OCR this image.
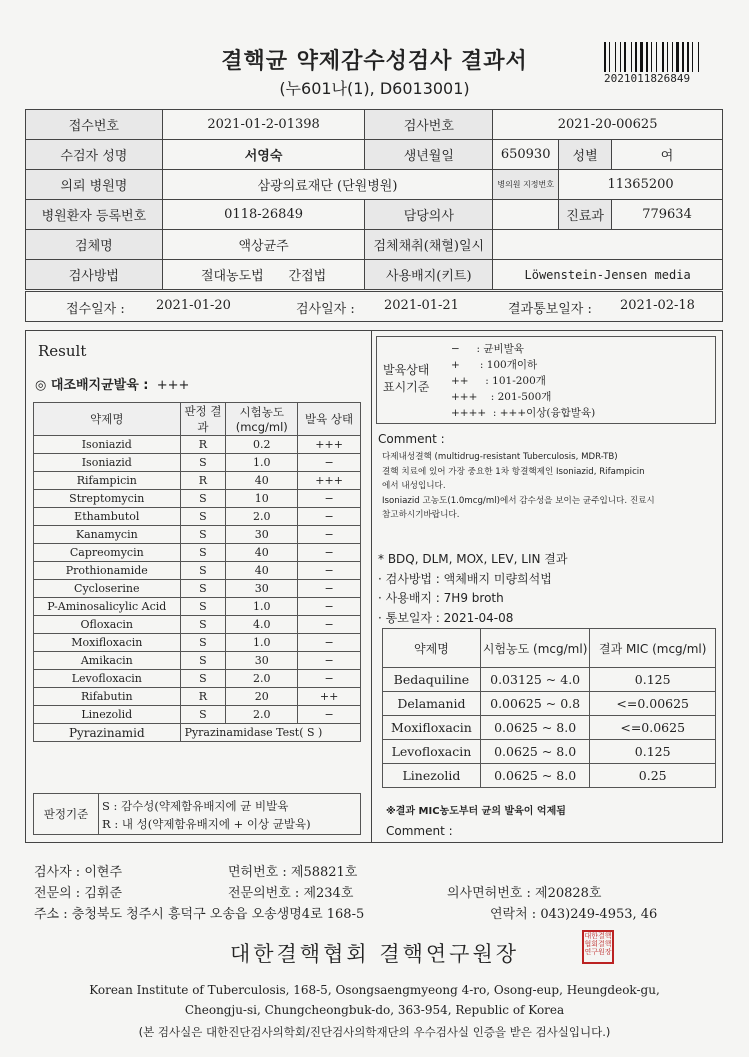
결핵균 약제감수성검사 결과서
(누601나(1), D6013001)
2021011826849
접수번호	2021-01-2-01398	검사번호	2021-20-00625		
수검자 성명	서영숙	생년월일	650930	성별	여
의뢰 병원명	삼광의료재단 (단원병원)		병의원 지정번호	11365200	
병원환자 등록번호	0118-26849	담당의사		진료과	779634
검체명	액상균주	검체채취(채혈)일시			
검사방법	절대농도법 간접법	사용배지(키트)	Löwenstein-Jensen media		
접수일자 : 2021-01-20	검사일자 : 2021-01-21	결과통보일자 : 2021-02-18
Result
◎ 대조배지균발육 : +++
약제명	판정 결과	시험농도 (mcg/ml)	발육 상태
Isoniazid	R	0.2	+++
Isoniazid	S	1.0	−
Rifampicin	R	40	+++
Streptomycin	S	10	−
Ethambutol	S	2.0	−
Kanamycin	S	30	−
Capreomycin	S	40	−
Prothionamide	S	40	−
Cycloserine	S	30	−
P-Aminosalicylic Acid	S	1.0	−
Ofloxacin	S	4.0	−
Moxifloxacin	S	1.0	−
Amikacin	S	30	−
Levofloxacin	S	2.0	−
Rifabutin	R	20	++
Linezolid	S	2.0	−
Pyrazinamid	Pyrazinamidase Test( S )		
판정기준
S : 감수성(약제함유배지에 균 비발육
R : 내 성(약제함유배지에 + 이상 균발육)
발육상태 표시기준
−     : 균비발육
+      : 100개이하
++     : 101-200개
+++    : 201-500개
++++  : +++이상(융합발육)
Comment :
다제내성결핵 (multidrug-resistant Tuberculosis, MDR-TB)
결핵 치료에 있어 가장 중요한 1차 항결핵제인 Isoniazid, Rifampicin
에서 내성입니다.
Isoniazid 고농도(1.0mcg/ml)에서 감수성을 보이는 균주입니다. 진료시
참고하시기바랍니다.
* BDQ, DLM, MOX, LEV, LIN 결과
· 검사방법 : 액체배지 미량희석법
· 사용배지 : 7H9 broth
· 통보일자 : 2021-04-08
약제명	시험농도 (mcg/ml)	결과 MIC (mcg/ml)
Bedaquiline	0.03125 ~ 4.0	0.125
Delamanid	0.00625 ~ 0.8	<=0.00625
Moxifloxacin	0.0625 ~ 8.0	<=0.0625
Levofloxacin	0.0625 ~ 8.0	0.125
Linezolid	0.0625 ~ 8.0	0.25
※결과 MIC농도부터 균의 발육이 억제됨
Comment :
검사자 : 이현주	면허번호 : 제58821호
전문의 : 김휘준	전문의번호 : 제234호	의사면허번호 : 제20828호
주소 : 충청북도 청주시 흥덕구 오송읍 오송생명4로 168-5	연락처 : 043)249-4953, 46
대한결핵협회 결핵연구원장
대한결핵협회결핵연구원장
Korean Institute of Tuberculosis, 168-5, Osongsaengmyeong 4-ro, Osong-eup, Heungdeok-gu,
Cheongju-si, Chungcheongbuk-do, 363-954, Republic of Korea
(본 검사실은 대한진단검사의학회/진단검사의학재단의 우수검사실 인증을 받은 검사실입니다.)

○ ○ ○ ○ ○ ○ ○

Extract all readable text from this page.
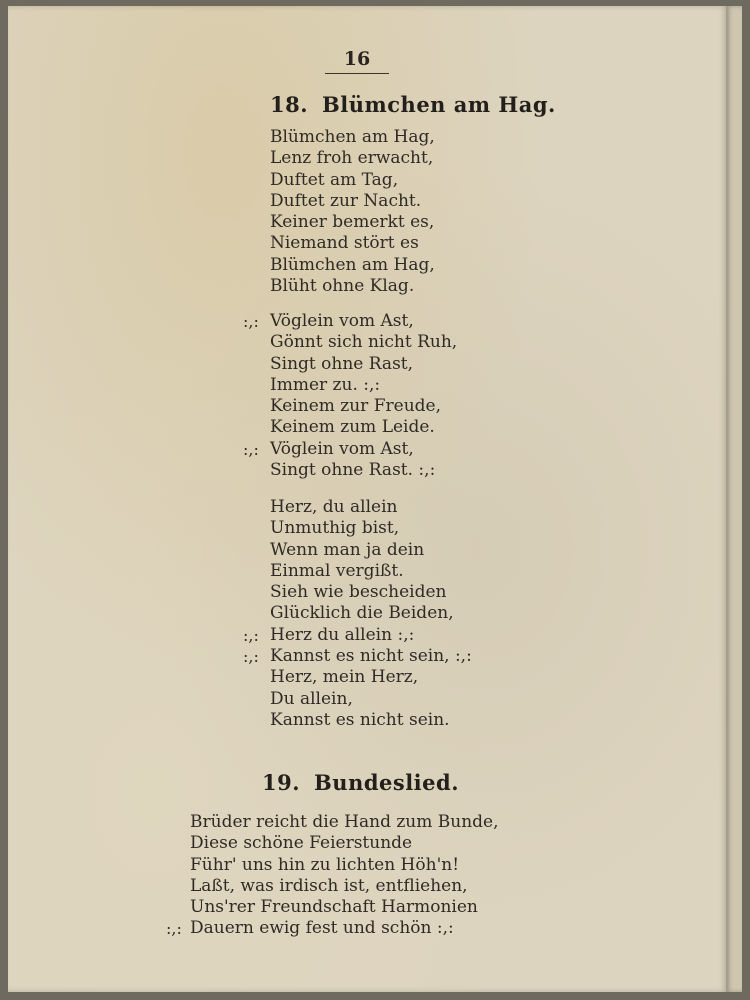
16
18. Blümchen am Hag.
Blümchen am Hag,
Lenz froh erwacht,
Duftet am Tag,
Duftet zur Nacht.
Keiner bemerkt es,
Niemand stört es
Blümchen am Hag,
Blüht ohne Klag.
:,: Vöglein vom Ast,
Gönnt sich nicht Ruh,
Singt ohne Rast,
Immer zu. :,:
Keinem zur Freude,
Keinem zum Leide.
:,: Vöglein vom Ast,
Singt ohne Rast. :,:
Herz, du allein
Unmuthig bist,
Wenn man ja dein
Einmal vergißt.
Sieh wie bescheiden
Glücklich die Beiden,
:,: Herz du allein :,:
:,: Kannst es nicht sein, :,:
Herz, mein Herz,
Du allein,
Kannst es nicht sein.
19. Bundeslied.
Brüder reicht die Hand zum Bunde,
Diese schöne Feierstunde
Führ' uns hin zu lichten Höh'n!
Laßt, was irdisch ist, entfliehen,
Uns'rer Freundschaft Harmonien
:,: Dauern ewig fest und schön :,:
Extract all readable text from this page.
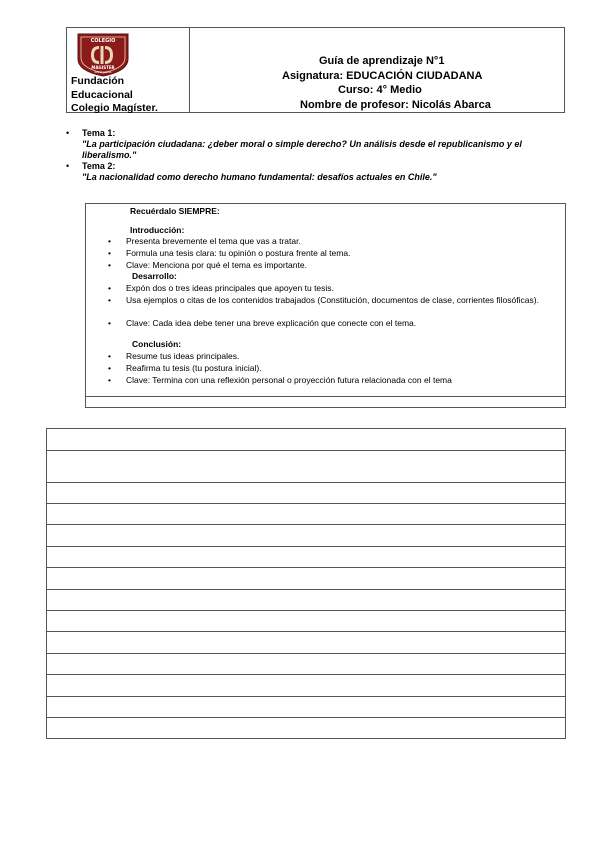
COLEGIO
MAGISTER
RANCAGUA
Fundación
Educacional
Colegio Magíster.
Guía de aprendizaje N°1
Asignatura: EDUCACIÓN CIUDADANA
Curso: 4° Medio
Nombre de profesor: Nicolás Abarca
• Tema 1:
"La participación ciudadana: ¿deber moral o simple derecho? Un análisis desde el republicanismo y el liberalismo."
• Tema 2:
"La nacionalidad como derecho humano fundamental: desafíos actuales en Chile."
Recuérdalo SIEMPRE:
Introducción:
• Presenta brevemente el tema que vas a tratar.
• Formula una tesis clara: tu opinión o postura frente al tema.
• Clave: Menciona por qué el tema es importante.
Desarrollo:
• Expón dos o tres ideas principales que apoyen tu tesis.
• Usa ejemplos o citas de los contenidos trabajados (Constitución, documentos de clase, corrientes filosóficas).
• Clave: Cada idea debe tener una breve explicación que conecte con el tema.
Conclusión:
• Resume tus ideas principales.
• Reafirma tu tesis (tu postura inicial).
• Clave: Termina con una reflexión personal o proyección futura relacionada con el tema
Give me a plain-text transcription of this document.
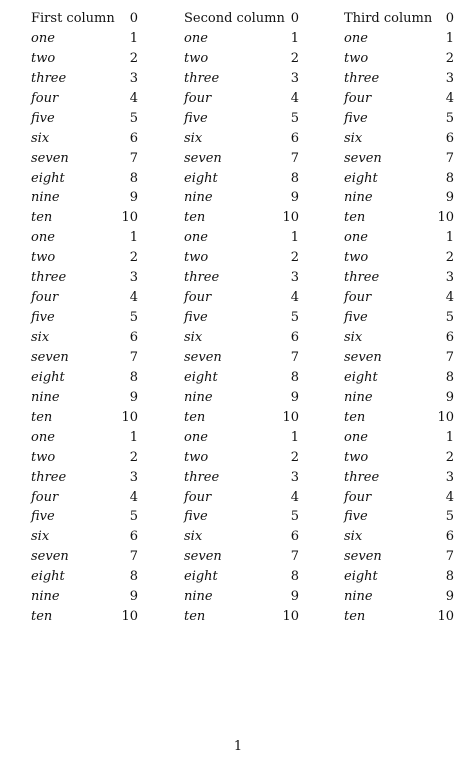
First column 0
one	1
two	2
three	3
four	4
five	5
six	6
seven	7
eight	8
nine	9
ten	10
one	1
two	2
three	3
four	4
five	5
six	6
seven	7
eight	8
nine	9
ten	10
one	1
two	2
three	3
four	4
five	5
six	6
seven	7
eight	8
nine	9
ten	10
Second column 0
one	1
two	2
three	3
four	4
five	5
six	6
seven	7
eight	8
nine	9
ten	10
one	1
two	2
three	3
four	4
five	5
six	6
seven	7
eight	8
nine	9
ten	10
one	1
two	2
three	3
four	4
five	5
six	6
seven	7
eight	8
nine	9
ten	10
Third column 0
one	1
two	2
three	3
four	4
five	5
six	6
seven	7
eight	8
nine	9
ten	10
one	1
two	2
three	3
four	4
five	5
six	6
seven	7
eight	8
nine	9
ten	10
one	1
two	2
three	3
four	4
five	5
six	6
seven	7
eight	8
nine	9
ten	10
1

○ ○ ○ ○ ○ ○ ○

[THE PROBLEM]: Return nothing except the number of lines that include the string "postura".

[CORRECT RESULT]: 2